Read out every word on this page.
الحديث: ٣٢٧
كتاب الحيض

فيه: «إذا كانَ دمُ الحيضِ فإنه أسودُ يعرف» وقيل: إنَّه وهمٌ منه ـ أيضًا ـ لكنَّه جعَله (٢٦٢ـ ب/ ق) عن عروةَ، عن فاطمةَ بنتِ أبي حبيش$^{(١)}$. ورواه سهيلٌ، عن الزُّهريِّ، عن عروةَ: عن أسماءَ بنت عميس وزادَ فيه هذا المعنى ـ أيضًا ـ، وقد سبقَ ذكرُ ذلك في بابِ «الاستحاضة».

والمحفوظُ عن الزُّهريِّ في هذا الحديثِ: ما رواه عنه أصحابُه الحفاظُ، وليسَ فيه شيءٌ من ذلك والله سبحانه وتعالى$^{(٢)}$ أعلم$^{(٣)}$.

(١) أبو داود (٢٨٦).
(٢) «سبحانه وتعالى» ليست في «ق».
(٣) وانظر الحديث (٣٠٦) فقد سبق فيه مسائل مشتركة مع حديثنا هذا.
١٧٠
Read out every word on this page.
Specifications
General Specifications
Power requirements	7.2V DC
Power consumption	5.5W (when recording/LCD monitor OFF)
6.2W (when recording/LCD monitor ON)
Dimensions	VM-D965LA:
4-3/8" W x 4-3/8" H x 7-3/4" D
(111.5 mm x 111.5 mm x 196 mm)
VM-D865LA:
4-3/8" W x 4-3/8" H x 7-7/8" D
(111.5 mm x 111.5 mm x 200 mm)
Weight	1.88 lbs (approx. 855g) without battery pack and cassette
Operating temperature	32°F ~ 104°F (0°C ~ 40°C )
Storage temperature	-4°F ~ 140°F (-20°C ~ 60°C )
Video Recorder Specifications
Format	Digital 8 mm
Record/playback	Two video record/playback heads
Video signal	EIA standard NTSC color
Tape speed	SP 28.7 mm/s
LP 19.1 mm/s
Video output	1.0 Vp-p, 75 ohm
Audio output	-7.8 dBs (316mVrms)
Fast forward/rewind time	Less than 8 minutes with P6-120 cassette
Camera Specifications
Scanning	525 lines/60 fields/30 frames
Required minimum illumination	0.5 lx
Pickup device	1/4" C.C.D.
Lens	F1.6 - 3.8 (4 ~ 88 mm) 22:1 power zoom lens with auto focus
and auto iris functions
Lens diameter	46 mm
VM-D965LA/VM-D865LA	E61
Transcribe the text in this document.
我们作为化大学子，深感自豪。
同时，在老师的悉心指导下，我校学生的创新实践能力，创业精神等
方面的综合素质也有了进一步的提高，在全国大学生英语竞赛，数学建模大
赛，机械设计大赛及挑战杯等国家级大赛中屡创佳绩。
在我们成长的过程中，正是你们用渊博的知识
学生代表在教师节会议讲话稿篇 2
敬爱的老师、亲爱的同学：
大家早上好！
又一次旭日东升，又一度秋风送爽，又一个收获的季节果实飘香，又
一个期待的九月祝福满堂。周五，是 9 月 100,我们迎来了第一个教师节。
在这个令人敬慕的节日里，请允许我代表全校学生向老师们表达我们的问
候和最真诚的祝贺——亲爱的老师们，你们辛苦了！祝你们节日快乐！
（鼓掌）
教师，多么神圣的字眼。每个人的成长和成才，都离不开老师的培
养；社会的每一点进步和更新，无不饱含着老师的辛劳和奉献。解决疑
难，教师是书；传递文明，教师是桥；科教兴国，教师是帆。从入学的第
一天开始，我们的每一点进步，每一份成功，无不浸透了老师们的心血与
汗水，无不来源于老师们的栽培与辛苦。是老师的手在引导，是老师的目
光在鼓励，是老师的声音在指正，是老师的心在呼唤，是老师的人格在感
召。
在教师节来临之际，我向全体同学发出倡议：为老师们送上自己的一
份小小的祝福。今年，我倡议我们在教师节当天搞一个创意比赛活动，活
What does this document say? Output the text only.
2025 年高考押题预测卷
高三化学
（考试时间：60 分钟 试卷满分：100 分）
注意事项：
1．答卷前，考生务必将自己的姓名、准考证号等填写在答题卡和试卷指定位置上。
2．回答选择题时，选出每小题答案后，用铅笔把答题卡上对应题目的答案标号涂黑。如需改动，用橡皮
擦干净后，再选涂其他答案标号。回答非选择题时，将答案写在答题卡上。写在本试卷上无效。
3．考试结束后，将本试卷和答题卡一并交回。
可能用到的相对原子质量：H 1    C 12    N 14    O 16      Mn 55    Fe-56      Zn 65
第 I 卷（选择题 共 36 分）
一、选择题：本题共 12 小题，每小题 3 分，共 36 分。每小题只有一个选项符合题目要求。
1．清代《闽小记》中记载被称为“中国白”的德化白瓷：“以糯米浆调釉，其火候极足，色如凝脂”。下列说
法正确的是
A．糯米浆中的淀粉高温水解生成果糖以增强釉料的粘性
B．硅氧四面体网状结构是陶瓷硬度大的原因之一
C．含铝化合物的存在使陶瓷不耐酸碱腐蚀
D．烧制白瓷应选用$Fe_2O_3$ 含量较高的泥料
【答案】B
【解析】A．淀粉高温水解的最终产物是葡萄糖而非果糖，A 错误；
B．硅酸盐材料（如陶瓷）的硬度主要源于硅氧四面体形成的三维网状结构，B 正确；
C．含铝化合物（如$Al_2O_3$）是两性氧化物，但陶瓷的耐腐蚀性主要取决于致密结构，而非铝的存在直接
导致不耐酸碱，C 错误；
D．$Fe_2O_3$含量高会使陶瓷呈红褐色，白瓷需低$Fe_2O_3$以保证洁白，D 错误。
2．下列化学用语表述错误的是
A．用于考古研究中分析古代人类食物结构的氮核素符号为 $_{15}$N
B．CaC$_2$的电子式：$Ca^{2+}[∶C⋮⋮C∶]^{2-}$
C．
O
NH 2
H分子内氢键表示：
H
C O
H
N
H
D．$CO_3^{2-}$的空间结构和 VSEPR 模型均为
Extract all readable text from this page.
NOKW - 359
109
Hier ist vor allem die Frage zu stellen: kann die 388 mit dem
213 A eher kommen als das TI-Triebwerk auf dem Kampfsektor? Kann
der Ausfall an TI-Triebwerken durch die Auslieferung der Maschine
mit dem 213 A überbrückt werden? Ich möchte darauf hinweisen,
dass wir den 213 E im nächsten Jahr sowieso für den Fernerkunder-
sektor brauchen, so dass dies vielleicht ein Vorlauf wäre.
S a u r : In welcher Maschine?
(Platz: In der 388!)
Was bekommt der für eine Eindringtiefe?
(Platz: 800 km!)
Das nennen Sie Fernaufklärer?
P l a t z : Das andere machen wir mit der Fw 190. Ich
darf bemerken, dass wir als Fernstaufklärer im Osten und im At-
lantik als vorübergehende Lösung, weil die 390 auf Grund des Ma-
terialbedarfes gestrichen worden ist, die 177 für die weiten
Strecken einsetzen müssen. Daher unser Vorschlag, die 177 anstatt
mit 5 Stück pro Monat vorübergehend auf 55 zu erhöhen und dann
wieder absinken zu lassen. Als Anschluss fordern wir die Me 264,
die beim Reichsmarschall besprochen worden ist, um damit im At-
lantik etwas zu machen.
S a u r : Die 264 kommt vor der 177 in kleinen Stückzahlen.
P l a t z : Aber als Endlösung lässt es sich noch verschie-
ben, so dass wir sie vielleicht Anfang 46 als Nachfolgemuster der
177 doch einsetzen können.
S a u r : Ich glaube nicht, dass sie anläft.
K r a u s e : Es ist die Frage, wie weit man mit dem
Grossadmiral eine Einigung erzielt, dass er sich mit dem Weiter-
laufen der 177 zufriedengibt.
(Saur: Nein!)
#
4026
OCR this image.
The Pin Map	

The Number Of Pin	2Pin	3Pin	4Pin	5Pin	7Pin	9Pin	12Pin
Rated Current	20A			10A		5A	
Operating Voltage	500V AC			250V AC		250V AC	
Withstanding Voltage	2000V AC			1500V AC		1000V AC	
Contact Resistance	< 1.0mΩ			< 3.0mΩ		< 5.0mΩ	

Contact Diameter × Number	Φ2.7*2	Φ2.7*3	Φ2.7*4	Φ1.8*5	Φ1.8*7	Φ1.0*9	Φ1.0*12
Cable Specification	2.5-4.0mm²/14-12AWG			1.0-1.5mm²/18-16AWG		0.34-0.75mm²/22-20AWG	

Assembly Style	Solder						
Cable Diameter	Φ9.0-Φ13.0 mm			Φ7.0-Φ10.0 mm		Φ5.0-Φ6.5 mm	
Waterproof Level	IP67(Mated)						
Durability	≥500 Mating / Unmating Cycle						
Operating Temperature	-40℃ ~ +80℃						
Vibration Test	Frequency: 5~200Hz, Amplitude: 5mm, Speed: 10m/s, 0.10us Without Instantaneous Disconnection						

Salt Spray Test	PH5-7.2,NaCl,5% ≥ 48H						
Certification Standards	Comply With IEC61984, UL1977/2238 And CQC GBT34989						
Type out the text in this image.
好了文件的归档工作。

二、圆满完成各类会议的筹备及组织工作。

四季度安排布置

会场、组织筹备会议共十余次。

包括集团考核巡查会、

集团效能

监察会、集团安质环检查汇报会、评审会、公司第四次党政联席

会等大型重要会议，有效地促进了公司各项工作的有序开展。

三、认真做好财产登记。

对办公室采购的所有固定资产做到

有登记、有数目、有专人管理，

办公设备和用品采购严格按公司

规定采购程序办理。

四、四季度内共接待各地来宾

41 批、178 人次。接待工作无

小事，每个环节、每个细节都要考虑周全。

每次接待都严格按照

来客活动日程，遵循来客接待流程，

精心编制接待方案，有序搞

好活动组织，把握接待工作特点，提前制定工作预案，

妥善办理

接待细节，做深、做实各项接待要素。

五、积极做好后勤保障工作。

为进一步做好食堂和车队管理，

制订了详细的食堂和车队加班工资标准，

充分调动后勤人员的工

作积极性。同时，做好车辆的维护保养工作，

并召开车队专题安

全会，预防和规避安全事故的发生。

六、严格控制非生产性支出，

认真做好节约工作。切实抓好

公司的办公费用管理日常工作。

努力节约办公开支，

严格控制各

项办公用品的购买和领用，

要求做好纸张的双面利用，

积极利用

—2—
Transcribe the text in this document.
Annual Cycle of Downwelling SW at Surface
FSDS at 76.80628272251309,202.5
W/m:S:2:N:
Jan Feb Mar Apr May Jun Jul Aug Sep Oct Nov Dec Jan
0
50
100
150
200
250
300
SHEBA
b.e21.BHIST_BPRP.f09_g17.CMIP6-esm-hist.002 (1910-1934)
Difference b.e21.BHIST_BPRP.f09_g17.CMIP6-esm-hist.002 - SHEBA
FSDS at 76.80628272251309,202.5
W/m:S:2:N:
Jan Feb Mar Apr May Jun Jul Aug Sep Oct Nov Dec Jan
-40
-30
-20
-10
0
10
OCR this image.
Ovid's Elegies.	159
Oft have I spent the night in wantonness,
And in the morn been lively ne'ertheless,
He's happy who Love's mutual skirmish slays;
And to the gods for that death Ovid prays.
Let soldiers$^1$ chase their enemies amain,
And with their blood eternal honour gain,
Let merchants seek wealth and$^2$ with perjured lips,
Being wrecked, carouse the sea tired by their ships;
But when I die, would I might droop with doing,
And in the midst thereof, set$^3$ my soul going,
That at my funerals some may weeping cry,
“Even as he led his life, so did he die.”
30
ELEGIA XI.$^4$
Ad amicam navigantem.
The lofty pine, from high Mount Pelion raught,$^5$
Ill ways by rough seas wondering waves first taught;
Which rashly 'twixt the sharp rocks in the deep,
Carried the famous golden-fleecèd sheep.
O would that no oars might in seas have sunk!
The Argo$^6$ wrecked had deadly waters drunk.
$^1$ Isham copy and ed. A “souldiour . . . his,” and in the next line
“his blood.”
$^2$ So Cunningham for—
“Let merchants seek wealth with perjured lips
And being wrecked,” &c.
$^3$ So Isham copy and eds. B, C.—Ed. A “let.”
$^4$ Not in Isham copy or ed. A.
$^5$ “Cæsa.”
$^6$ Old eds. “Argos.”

================

• Stated exercise
In the entries above, find each line with the word "vielleicht" and copy it.

• Answer in full
sektor brauchen, so dass dies vielleicht ein Vorlauf wäre.
ben, so dass wir sie vielleicht Anfang 46 als Nachfolgemuster der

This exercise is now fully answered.